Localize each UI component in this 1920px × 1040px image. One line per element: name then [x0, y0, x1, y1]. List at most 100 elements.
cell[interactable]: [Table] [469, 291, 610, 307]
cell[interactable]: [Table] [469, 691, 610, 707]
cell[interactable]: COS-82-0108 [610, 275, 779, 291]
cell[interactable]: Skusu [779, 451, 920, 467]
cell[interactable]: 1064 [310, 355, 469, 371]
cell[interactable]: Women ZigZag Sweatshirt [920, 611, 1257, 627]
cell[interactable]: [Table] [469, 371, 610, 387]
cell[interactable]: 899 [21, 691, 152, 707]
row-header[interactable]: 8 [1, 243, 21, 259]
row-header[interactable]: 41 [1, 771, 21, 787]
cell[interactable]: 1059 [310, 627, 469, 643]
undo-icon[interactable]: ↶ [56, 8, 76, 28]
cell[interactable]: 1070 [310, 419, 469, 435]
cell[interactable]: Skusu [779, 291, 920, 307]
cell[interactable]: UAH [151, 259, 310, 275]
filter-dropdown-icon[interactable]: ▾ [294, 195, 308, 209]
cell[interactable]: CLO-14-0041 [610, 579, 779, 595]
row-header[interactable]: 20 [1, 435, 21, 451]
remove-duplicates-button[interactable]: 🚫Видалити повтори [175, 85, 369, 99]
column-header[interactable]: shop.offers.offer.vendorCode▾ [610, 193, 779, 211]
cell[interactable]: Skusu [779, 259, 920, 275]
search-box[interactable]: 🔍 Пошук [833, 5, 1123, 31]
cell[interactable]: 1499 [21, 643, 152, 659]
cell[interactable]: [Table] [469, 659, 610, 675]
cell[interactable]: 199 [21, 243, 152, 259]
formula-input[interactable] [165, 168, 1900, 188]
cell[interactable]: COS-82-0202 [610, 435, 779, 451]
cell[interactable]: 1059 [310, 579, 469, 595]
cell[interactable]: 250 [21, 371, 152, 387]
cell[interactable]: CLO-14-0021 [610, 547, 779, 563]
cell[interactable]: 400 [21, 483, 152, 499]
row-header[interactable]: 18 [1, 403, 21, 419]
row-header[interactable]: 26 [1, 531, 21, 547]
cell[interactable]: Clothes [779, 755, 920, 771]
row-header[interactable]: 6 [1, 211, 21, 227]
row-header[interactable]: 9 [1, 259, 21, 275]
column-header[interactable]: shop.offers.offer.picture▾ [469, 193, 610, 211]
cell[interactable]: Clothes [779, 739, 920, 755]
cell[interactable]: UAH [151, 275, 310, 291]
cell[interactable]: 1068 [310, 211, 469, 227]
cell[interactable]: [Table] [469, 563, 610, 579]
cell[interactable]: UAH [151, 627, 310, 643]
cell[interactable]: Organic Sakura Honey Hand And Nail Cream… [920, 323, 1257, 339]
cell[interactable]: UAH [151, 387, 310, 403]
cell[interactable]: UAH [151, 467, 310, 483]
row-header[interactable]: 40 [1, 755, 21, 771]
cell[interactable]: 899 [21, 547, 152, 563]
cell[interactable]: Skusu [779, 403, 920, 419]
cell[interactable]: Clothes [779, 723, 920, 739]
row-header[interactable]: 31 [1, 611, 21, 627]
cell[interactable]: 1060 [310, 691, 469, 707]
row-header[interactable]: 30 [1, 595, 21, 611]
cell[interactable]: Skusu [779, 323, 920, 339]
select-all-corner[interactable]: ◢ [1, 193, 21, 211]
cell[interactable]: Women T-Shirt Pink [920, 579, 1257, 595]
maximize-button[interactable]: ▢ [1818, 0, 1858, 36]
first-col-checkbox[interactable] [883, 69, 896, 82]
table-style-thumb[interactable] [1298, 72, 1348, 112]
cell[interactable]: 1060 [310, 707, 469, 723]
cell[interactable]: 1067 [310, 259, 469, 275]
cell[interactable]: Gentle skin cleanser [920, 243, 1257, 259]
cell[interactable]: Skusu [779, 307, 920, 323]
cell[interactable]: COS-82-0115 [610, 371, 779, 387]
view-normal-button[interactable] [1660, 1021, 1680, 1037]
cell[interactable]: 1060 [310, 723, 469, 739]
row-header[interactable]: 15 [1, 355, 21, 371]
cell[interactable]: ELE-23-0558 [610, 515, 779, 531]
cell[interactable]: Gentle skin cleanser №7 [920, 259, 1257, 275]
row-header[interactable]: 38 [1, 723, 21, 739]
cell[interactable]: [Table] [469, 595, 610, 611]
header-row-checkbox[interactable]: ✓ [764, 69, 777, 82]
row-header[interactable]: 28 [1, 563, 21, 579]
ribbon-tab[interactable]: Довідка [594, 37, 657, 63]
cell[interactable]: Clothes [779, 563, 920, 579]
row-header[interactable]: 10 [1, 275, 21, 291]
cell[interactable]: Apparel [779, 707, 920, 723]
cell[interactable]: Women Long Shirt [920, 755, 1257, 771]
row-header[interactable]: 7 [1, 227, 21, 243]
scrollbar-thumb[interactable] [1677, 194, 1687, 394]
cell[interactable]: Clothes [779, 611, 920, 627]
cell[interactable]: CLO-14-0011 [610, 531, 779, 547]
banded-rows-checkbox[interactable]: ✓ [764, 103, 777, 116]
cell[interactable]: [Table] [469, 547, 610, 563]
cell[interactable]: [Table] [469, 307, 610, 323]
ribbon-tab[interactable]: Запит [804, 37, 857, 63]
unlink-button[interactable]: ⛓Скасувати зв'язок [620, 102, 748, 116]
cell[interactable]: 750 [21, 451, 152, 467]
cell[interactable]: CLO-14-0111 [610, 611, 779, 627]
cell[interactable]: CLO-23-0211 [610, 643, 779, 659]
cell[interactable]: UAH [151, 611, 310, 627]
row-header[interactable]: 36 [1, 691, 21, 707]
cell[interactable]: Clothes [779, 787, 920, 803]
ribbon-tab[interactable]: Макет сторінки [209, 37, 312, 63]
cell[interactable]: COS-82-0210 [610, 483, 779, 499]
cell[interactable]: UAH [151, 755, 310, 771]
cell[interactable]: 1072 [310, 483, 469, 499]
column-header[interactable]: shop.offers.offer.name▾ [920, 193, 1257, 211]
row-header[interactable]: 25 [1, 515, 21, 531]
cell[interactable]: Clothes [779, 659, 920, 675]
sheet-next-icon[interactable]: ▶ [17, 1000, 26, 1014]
══════════════════════════════
> PROBLEM TO WORK ON
Copy out every one of the records above line for line, changing nothing.

> THE ANSWER
Localize each UI component in this 1920px × 1040px image. One line per element: name then [x0, y0, x1, y1]. List at most 100 elements.
cell[interactable]: [Table] [469, 291, 610, 307]
cell[interactable]: [Table] [469, 691, 610, 707]
cell[interactable]: COS-82-0108 [610, 275, 779, 291]
cell[interactable]: Skusu [779, 451, 920, 467]
cell[interactable]: 1064 [310, 355, 469, 371]
cell[interactable]: Women ZigZag Sweatshirt [920, 611, 1257, 627]
cell[interactable]: [Table] [469, 371, 610, 387]
cell[interactable]: 899 [21, 691, 152, 707]
row-header[interactable]: 8 [1, 243, 21, 259]
row-header[interactable]: 41 [1, 771, 21, 787]
cell[interactable]: 1059 [310, 627, 469, 643]
undo-icon[interactable]: ↶ [56, 8, 76, 28]
cell[interactable]: 1070 [310, 419, 469, 435]
cell[interactable]: Skusu [779, 291, 920, 307]
cell[interactable]: UAH [151, 259, 310, 275]
filter-dropdown-icon[interactable]: ▾ [294, 195, 308, 209]
cell[interactable]: CLO-14-0041 [610, 579, 779, 595]
row-header[interactable]: 20 [1, 435, 21, 451]
remove-duplicates-button[interactable]: 🚫Видалити повтори [175, 85, 369, 99]
column-header[interactable]: shop.offers.offer.vendorCode▾ [610, 193, 779, 211]
cell[interactable]: Skusu [779, 259, 920, 275]
search-box[interactable]: 🔍 Пошук [833, 5, 1123, 31]
cell[interactable]: 1499 [21, 643, 152, 659]
cell[interactable]: [Table] [469, 659, 610, 675]
cell[interactable]: 199 [21, 243, 152, 259]
formula-input[interactable] [165, 168, 1900, 188]
cell[interactable]: COS-82-0202 [610, 435, 779, 451]
cell[interactable]: 1059 [310, 579, 469, 595]
cell[interactable]: 250 [21, 371, 152, 387]
cell[interactable]: CLO-14-0021 [610, 547, 779, 563]
cell[interactable]: 400 [21, 483, 152, 499]
row-header[interactable]: 18 [1, 403, 21, 419]
row-header[interactable]: 26 [1, 531, 21, 547]
cell[interactable]: Clothes [779, 755, 920, 771]
row-header[interactable]: 6 [1, 211, 21, 227]
row-header[interactable]: 9 [1, 259, 21, 275]
column-header[interactable]: shop.offers.offer.picture▾ [469, 193, 610, 211]
cell[interactable]: Clothes [779, 739, 920, 755]
cell[interactable]: UAH [151, 275, 310, 291]
cell[interactable]: 1068 [310, 211, 469, 227]
cell[interactable]: [Table] [469, 563, 610, 579]
cell[interactable]: UAH [151, 627, 310, 643]
cell[interactable]: Organic Sakura Honey Hand And Nail Cream… [920, 323, 1257, 339]
cell[interactable]: UAH [151, 387, 310, 403]
cell[interactable]: UAH [151, 467, 310, 483]
row-header[interactable]: 40 [1, 755, 21, 771]
cell[interactable]: 899 [21, 547, 152, 563]
cell[interactable]: Skusu [779, 403, 920, 419]
cell[interactable]: Clothes [779, 723, 920, 739]
row-header[interactable]: 31 [1, 611, 21, 627]
cell[interactable]: 1060 [310, 691, 469, 707]
row-header[interactable]: 30 [1, 595, 21, 611]
cell[interactable]: Skusu [779, 323, 920, 339]
select-all-corner[interactable]: ◢ [1, 193, 21, 211]
cell[interactable]: Women T-Shirt Pink [920, 579, 1257, 595]
maximize-button[interactable]: ▢ [1818, 0, 1858, 36]
first-col-checkbox[interactable] [883, 69, 896, 82]
table-style-thumb[interactable] [1298, 72, 1348, 112]
cell[interactable]: 1060 [310, 707, 469, 723]
cell[interactable]: 1067 [310, 259, 469, 275]
cell[interactable]: Gentle skin cleanser [920, 243, 1257, 259]
cell[interactable]: Skusu [779, 307, 920, 323]
cell[interactable]: COS-82-0115 [610, 371, 779, 387]
view-normal-button[interactable] [1660, 1021, 1680, 1037]
cell[interactable]: 1060 [310, 723, 469, 739]
row-header[interactable]: 15 [1, 355, 21, 371]
cell[interactable]: ELE-23-0558 [610, 515, 779, 531]
cell[interactable]: Gentle skin cleanser №7 [920, 259, 1257, 275]
row-header[interactable]: 38 [1, 723, 21, 739]
cell[interactable]: [Table] [469, 595, 610, 611]
header-row-checkbox[interactable]: ✓ [764, 69, 777, 82]
row-header[interactable]: 28 [1, 563, 21, 579]
ribbon-tab[interactable]: Довідка [594, 37, 657, 63]
cell[interactable]: Clothes [779, 563, 920, 579]
row-header[interactable]: 10 [1, 275, 21, 291]
cell[interactable]: Apparel [779, 707, 920, 723]
cell[interactable]: Women Long Shirt [920, 755, 1257, 771]
row-header[interactable]: 7 [1, 227, 21, 243]
scrollbar-thumb[interactable] [1677, 194, 1687, 394]
cell[interactable]: Clothes [779, 611, 920, 627]
cell[interactable]: CLO-14-0011 [610, 531, 779, 547]
banded-rows-checkbox[interactable]: ✓ [764, 103, 777, 116]
cell[interactable]: [Table] [469, 547, 610, 563]
cell[interactable]: [Table] [469, 307, 610, 323]
ribbon-tab[interactable]: Запит [804, 37, 857, 63]
unlink-button[interactable]: ⛓Скасувати зв'язок [620, 102, 748, 116]
cell[interactable]: 750 [21, 451, 152, 467]
cell[interactable]: CLO-14-0111 [610, 611, 779, 627]
cell[interactable]: CLO-23-0211 [610, 643, 779, 659]
cell[interactable]: UAH [151, 611, 310, 627]
row-header[interactable]: 36 [1, 691, 21, 707]
cell[interactable]: Clothes [779, 787, 920, 803]
ribbon-tab[interactable]: Макет сторінки [209, 37, 312, 63]
cell[interactable]: COS-82-0210 [610, 483, 779, 499]
cell[interactable]: UAH [151, 755, 310, 771]
cell[interactable]: 1072 [310, 483, 469, 499]
column-header[interactable]: shop.offers.offer.name▾ [920, 193, 1257, 211]
row-header[interactable]: 25 [1, 515, 21, 531]
cell[interactable]: Clothes [779, 659, 920, 675]
sheet-next-icon[interactable]: ▶ [17, 1000, 26, 1014]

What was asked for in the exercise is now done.